----- SUPPLIED RECORDS -----

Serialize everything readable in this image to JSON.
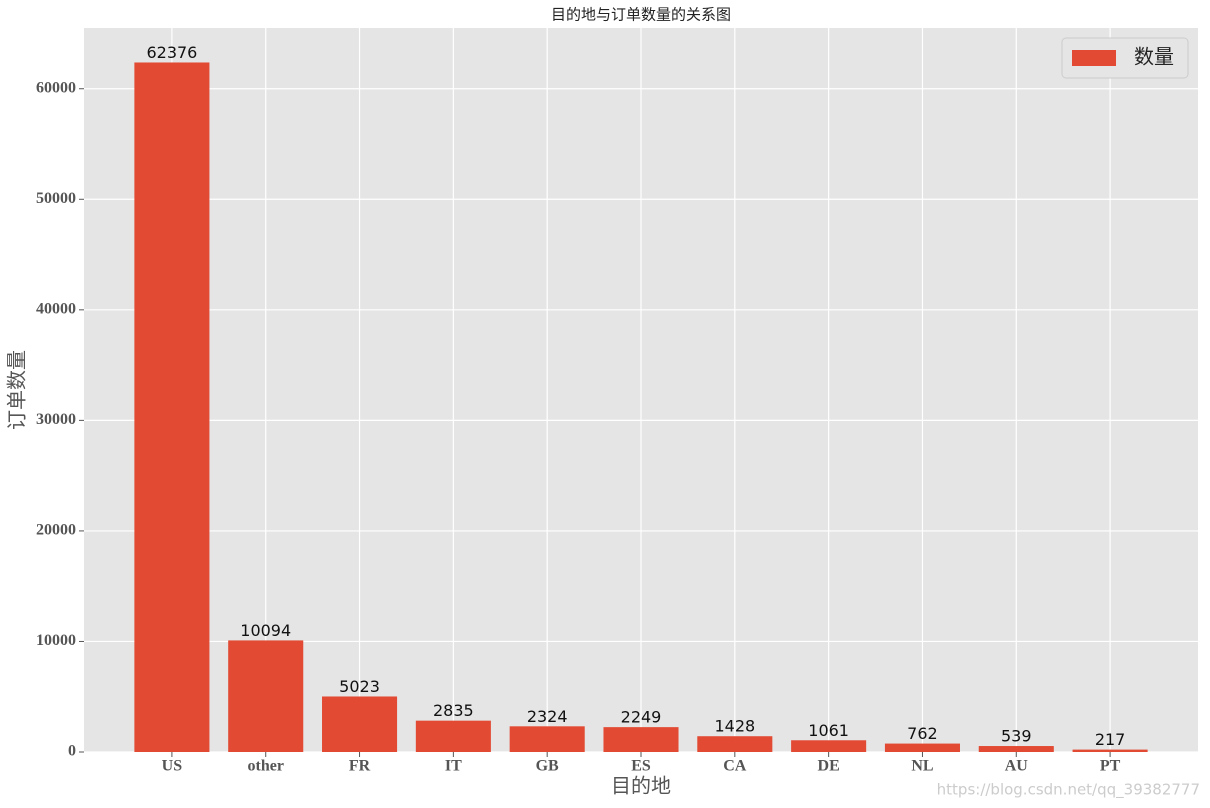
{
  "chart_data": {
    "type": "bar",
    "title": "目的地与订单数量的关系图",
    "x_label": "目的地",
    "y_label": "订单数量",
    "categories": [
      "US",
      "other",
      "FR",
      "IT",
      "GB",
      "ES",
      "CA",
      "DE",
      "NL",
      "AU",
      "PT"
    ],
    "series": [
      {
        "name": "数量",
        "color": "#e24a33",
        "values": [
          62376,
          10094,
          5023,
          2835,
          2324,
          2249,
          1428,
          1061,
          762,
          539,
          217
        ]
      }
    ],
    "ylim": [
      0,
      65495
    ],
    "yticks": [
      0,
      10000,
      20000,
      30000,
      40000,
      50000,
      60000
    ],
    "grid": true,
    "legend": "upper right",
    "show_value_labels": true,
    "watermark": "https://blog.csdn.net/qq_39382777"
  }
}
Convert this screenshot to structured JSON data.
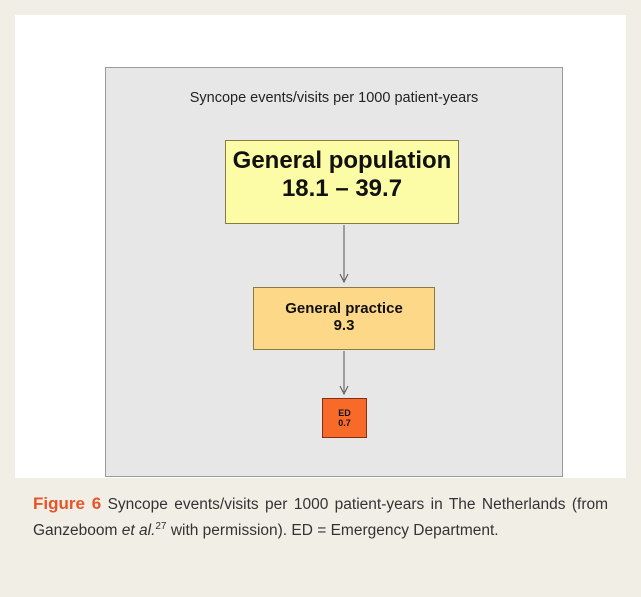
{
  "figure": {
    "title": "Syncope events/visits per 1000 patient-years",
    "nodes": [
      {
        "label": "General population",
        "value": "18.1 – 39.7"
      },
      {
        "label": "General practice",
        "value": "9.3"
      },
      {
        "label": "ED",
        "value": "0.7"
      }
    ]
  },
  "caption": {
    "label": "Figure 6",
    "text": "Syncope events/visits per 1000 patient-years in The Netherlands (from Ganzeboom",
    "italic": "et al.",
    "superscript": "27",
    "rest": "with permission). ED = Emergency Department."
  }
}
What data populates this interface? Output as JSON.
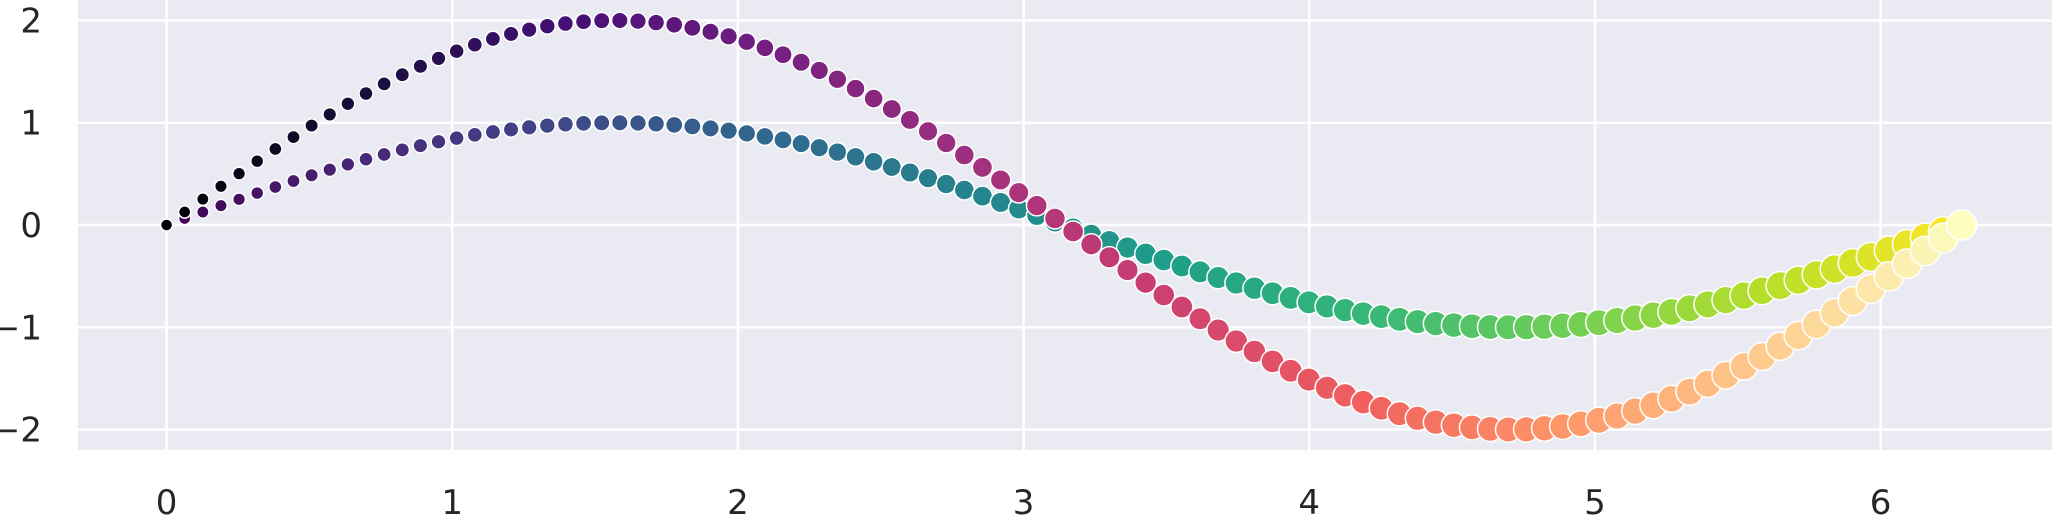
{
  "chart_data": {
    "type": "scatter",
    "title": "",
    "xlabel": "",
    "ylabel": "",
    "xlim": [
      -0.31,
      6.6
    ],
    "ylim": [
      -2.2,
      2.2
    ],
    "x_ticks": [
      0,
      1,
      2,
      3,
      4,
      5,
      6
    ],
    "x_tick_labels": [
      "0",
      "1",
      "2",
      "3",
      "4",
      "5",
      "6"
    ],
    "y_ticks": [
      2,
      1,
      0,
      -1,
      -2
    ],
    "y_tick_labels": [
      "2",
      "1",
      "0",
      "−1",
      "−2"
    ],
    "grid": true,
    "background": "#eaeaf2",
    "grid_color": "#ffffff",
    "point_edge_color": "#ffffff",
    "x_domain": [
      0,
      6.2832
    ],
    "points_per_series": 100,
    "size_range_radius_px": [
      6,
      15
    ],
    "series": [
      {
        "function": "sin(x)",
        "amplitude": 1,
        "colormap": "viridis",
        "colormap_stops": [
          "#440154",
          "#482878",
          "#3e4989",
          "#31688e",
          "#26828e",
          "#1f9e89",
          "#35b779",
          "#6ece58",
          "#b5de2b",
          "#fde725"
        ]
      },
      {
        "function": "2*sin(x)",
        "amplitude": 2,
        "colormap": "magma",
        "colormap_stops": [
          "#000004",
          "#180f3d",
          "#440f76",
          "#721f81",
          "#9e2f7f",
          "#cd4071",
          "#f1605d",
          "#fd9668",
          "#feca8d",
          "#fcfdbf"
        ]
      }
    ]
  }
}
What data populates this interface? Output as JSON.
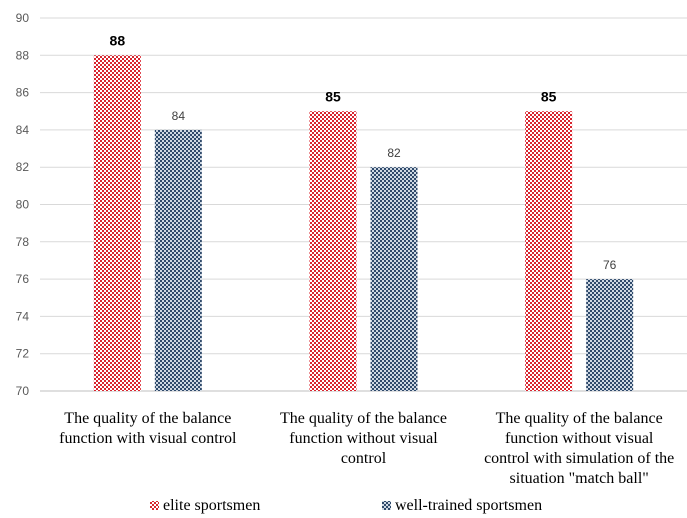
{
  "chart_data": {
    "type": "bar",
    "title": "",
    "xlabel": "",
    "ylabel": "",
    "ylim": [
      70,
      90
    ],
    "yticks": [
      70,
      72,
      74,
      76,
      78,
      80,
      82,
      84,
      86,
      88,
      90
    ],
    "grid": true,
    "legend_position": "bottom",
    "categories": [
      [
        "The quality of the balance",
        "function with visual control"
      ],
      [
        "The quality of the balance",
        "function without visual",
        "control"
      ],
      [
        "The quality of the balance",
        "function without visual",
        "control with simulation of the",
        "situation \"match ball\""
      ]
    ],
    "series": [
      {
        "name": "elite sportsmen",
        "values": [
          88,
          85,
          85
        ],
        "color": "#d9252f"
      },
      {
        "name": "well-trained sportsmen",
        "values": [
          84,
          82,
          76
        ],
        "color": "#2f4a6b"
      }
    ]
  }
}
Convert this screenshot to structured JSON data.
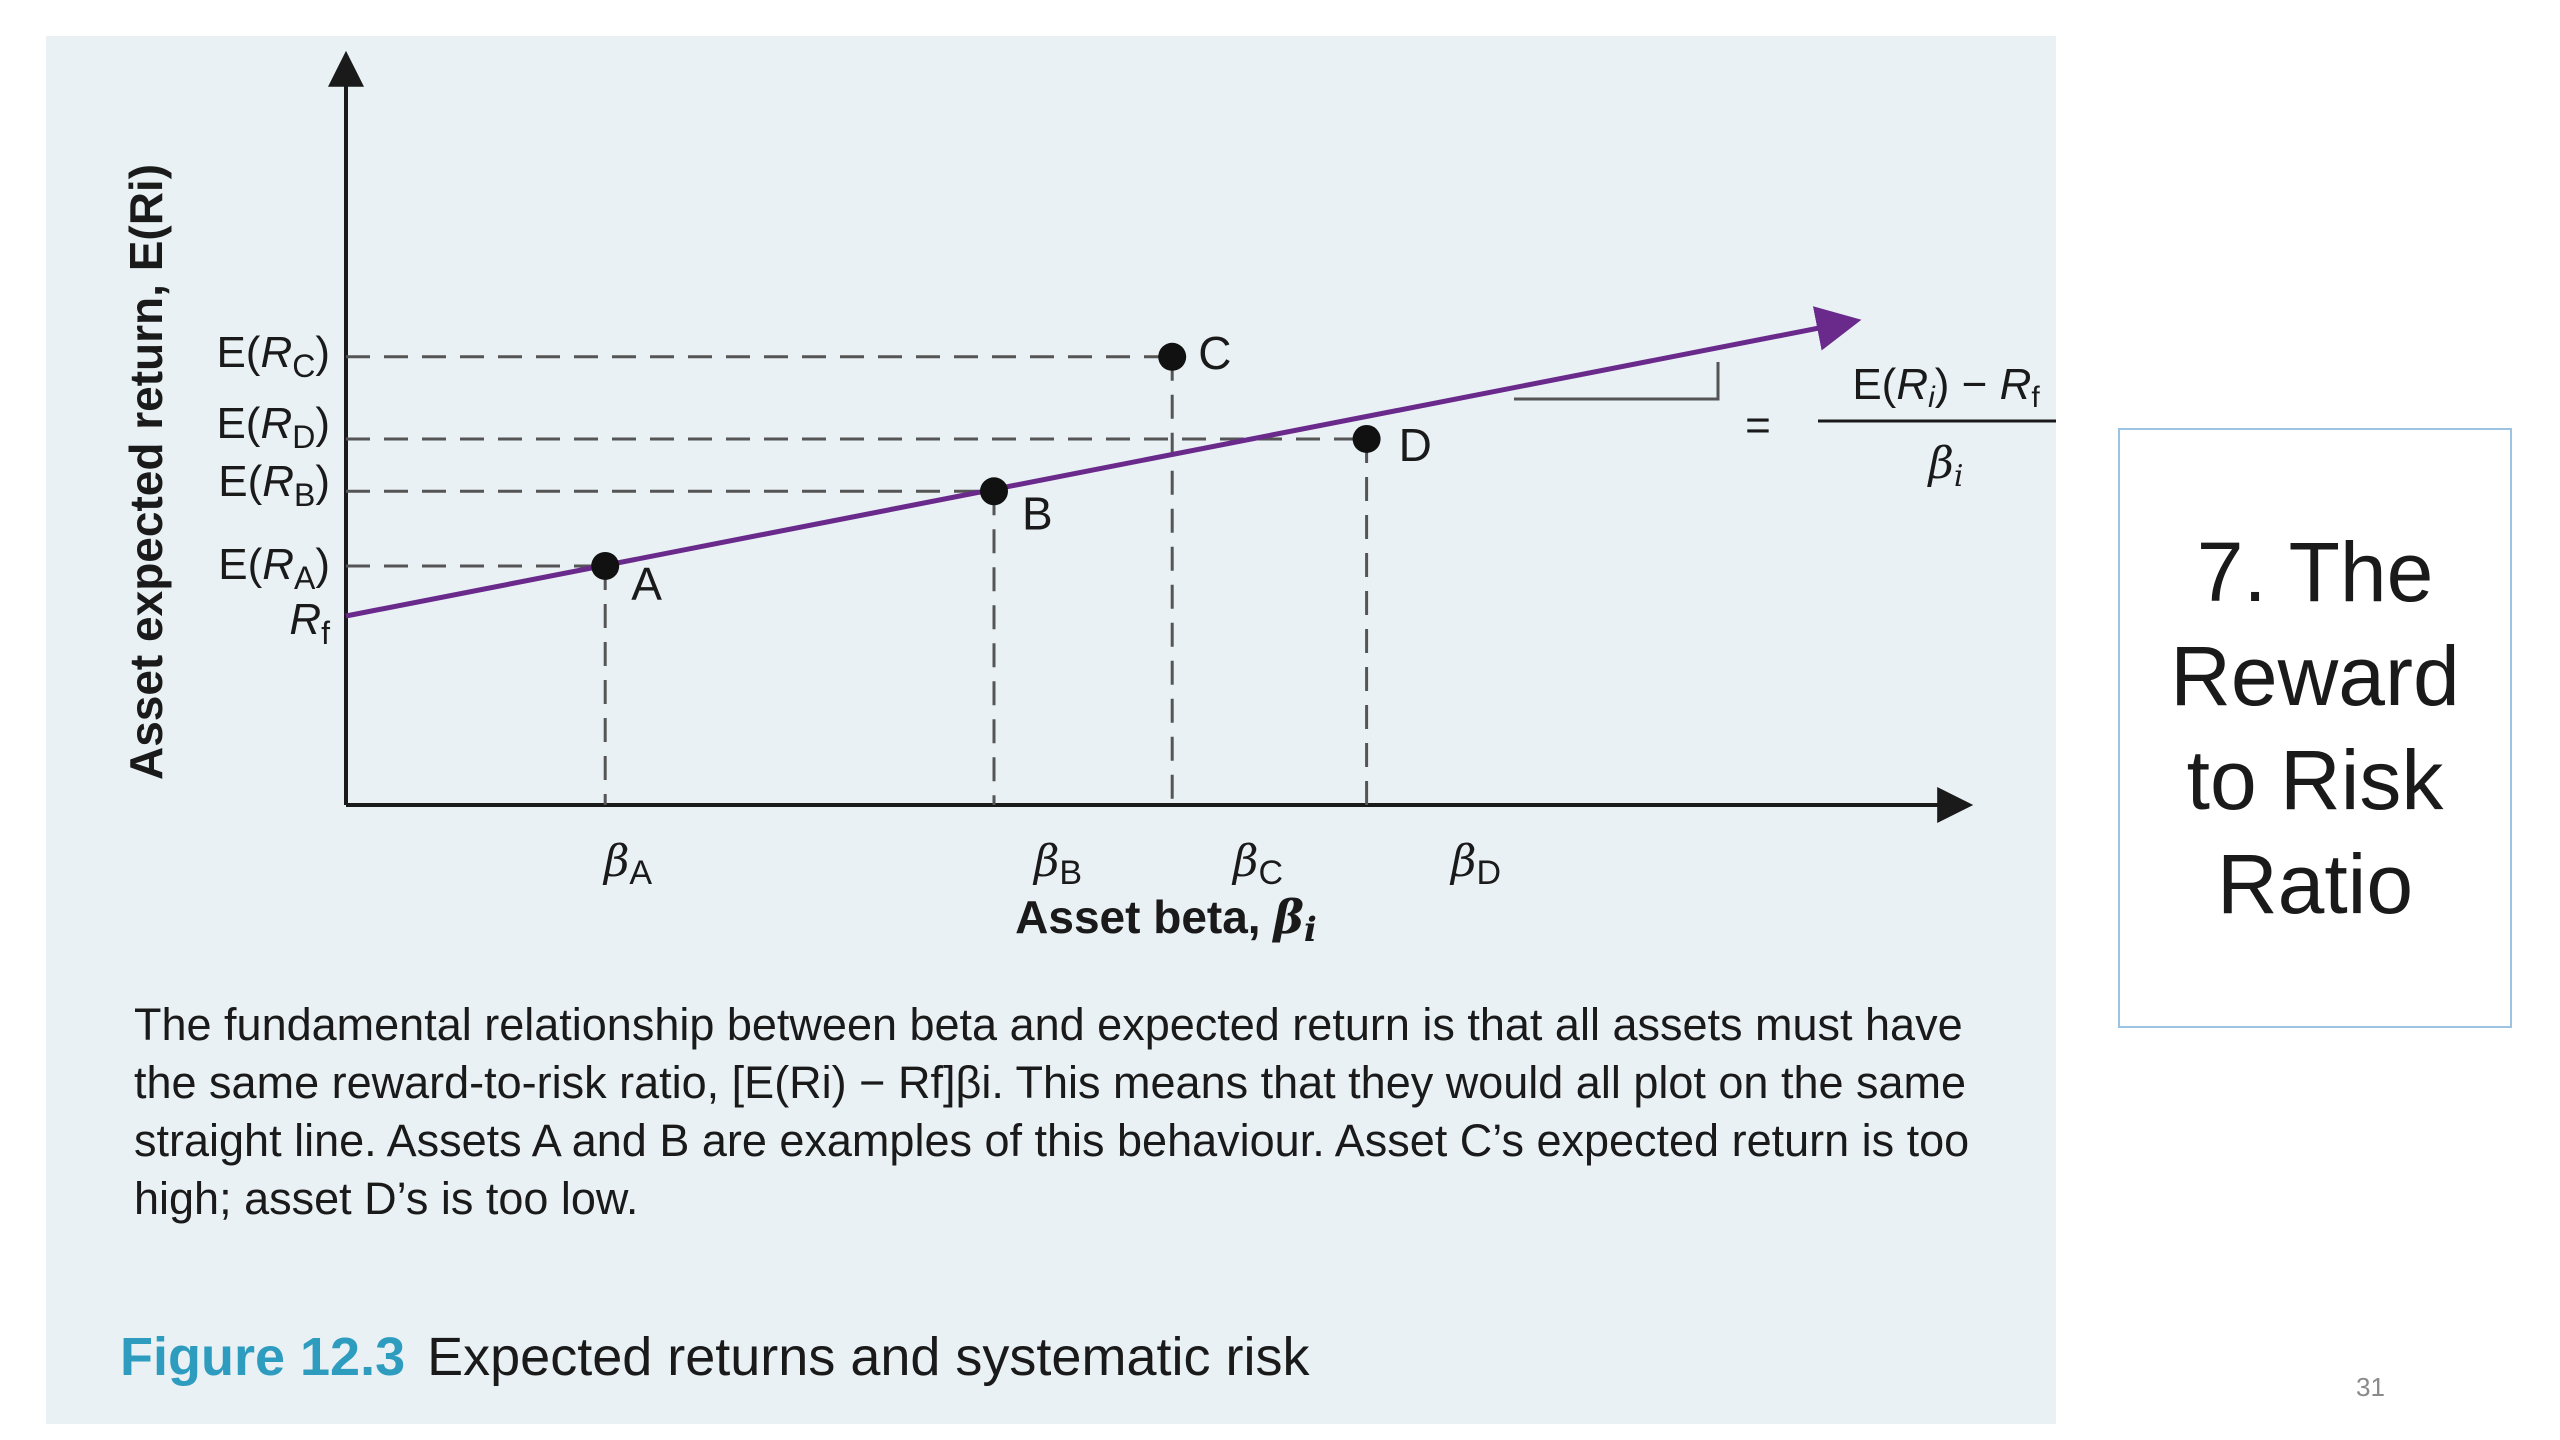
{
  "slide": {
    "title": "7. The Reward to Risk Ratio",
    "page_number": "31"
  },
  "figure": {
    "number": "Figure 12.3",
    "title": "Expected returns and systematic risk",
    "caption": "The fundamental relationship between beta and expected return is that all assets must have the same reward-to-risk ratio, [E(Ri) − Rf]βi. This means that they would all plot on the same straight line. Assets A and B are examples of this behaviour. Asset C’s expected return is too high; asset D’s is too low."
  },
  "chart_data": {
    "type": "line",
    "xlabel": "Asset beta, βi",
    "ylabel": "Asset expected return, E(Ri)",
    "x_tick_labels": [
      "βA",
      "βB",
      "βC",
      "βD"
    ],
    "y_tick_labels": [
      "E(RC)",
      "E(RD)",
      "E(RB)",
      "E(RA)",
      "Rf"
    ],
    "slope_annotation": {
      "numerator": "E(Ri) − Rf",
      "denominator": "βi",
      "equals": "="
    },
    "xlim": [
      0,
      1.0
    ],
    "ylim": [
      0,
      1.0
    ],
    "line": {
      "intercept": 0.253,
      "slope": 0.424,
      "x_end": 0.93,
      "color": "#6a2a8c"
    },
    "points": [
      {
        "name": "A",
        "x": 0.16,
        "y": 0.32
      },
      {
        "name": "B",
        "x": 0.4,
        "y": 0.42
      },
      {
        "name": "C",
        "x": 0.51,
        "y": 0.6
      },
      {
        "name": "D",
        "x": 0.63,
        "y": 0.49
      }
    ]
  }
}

-----

:: THE EXERCISE ::
Return every line above that contains the word "events".

:: OUTPUT ::
    "title": "Syncope events/visits per 1000 patient-years",
    "text": "Syncope events/visits per 1000 patient-years in The Netherlands (from Ganzeboom",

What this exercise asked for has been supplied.